:: Set problem ::
Identify each line below containing the string "question" and copy it.

==== Entries supplied

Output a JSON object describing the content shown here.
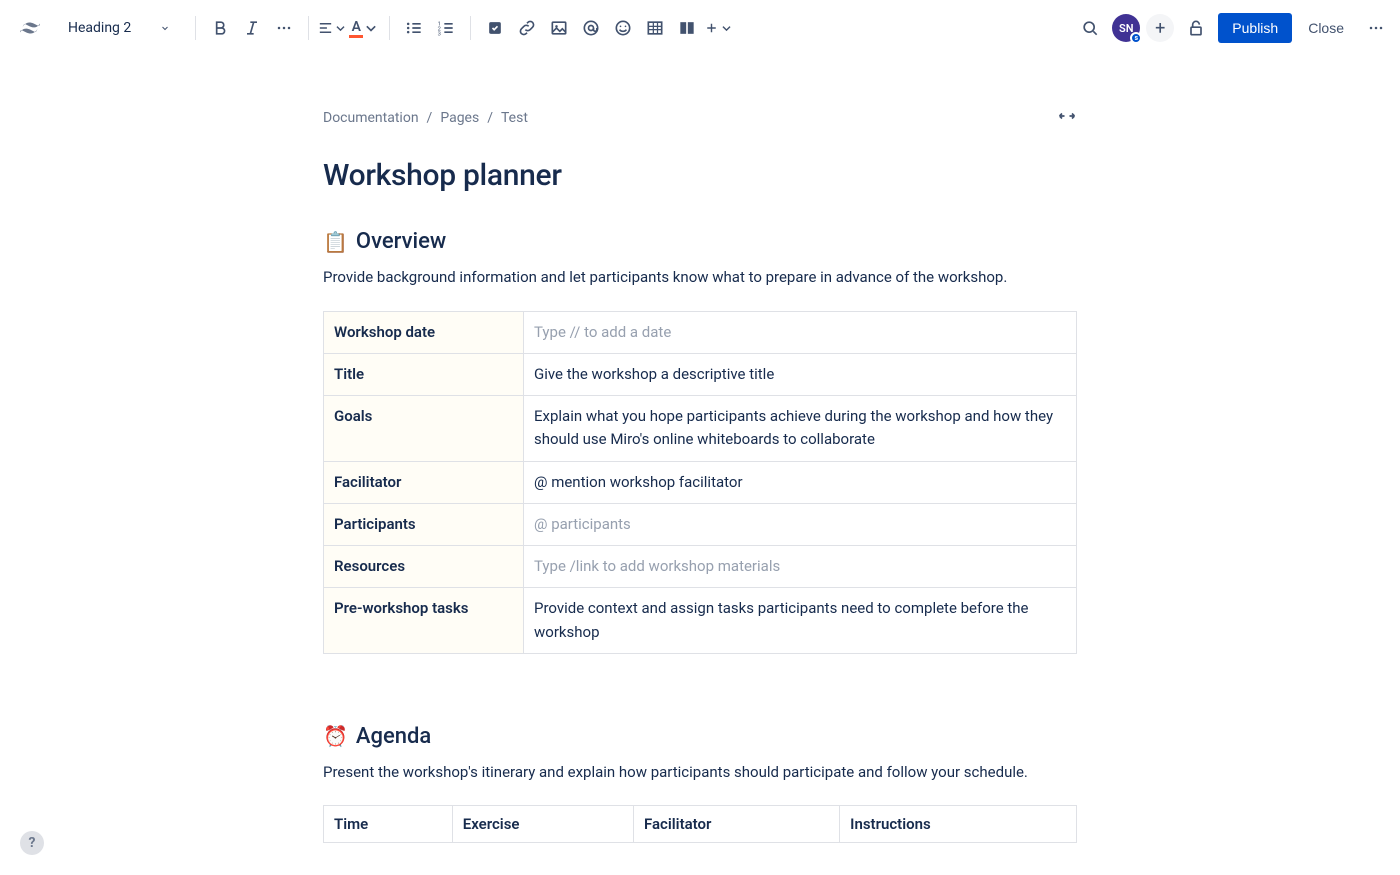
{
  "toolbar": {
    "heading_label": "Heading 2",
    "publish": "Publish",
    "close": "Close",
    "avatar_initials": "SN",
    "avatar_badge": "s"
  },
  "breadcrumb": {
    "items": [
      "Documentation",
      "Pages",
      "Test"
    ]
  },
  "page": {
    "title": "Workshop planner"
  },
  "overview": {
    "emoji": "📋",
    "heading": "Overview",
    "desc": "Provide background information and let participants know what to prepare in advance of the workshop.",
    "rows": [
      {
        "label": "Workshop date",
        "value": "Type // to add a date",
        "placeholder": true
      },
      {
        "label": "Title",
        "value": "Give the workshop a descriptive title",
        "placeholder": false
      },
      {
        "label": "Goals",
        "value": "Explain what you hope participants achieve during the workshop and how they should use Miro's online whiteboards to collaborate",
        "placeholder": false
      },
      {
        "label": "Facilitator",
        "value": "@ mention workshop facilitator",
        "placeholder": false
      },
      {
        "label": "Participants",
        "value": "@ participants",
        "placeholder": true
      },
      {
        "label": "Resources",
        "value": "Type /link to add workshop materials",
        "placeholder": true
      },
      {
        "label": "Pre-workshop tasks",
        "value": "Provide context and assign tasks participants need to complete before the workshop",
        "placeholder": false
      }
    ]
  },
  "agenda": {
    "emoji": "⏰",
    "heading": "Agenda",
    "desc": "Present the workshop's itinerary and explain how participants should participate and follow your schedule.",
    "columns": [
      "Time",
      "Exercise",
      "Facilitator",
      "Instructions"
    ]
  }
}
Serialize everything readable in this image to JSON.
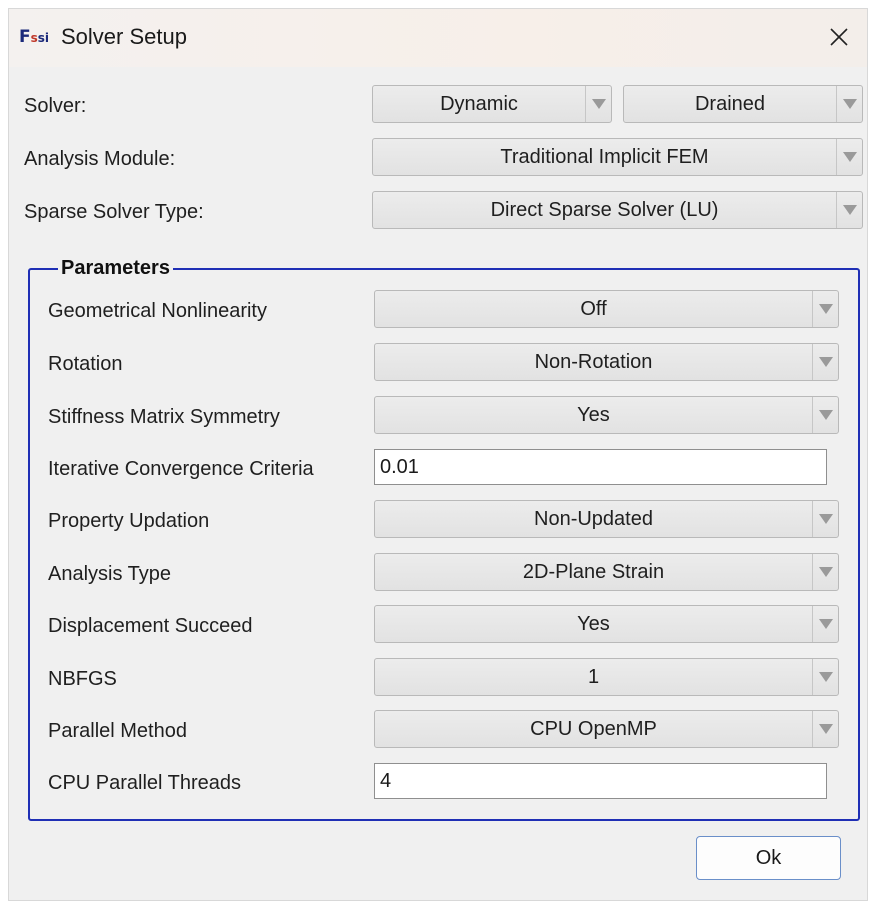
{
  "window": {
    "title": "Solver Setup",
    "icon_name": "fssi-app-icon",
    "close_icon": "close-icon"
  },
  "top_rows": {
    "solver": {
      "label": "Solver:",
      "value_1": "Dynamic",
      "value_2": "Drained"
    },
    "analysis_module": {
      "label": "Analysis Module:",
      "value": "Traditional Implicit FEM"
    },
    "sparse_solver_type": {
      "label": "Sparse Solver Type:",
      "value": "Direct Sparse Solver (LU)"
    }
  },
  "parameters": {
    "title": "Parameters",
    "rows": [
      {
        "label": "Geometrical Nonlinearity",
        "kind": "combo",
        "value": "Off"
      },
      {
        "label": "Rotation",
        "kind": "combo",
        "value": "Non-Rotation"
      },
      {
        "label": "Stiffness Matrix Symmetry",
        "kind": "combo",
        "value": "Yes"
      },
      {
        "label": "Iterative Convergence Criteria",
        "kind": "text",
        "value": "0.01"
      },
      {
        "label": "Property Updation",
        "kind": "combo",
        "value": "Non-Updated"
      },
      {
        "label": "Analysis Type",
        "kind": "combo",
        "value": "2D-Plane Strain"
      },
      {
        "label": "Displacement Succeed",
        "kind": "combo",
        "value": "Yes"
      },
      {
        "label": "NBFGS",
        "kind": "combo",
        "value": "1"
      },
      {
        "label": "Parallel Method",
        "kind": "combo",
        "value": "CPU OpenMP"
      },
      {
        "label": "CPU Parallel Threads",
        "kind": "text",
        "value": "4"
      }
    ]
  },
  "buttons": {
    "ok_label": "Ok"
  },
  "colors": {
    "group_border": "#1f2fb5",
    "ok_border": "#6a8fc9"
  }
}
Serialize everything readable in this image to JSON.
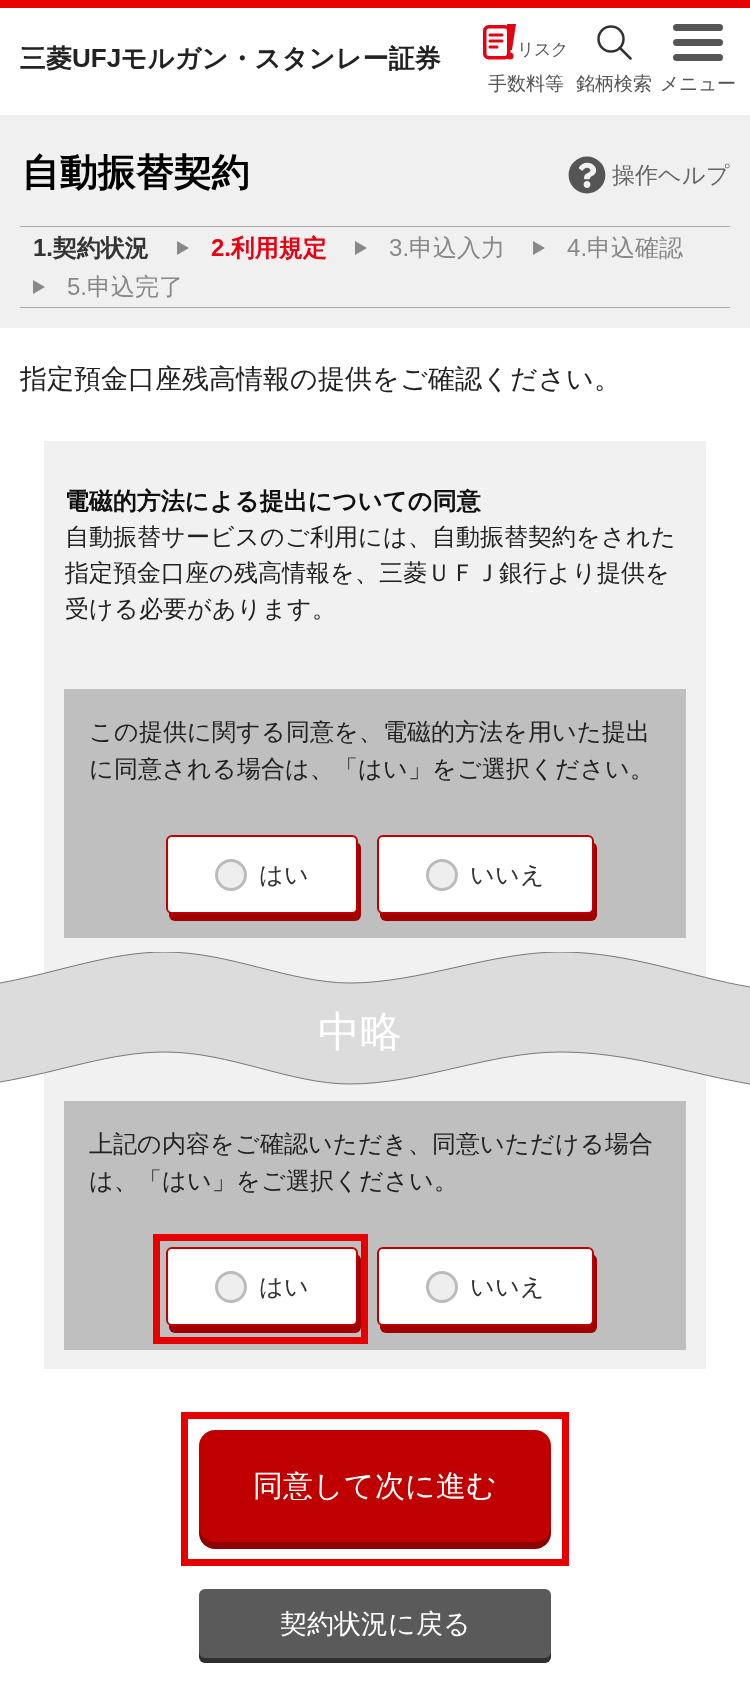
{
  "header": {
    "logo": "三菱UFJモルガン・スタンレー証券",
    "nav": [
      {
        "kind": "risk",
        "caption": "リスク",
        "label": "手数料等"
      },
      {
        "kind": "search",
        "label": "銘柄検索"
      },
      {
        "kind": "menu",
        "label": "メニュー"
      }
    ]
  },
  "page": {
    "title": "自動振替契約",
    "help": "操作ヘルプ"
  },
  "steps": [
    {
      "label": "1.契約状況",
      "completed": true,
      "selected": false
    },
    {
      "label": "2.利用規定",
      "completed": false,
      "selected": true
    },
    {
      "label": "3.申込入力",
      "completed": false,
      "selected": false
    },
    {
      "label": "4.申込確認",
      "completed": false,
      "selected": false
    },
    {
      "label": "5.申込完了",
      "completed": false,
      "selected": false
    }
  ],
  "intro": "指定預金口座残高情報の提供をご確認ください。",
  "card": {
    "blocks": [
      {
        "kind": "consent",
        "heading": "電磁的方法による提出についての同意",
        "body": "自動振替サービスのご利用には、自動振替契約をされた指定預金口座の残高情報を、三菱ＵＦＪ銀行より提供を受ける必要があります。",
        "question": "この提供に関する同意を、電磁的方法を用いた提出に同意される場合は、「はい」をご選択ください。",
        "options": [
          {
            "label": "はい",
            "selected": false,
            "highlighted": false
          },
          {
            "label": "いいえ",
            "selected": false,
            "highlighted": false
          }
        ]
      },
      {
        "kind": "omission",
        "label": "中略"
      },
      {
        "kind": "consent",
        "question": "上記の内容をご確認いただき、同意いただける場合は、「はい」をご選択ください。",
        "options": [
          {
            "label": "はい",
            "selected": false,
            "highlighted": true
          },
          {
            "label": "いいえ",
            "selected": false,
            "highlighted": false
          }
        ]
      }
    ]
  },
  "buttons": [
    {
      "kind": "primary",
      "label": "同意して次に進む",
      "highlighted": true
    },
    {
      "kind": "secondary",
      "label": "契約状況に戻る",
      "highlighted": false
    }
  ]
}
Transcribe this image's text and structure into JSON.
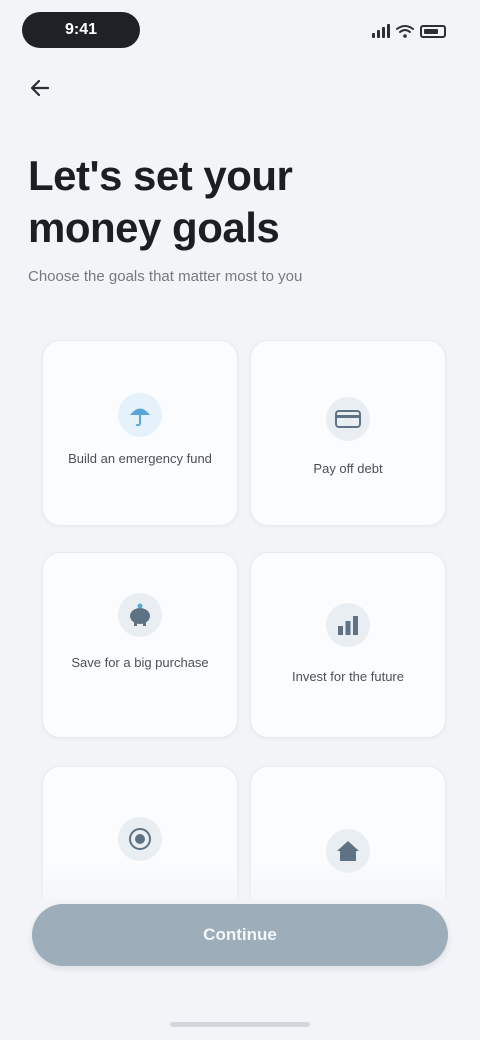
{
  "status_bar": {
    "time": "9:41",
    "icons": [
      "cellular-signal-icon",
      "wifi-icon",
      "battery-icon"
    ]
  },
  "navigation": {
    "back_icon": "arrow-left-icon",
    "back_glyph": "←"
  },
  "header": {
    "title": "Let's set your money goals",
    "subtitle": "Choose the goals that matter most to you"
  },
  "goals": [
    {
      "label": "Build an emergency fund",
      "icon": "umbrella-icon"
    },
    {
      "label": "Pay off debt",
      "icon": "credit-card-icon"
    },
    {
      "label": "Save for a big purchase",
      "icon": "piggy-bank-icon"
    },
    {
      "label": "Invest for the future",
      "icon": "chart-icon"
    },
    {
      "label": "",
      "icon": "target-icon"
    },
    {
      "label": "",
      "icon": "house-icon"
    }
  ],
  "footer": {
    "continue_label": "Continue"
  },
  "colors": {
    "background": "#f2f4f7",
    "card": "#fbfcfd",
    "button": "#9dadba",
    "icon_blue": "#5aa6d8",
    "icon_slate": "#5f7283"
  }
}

========

:: Answer to the exercise ::
        "question": "この提供に関する同意を、電磁的方法を用いた提出に同意される場合は、「はい」をご選択ください。",
        "question": "上記の内容をご確認いただき、同意いただける場合は、「はい」をご選択ください。",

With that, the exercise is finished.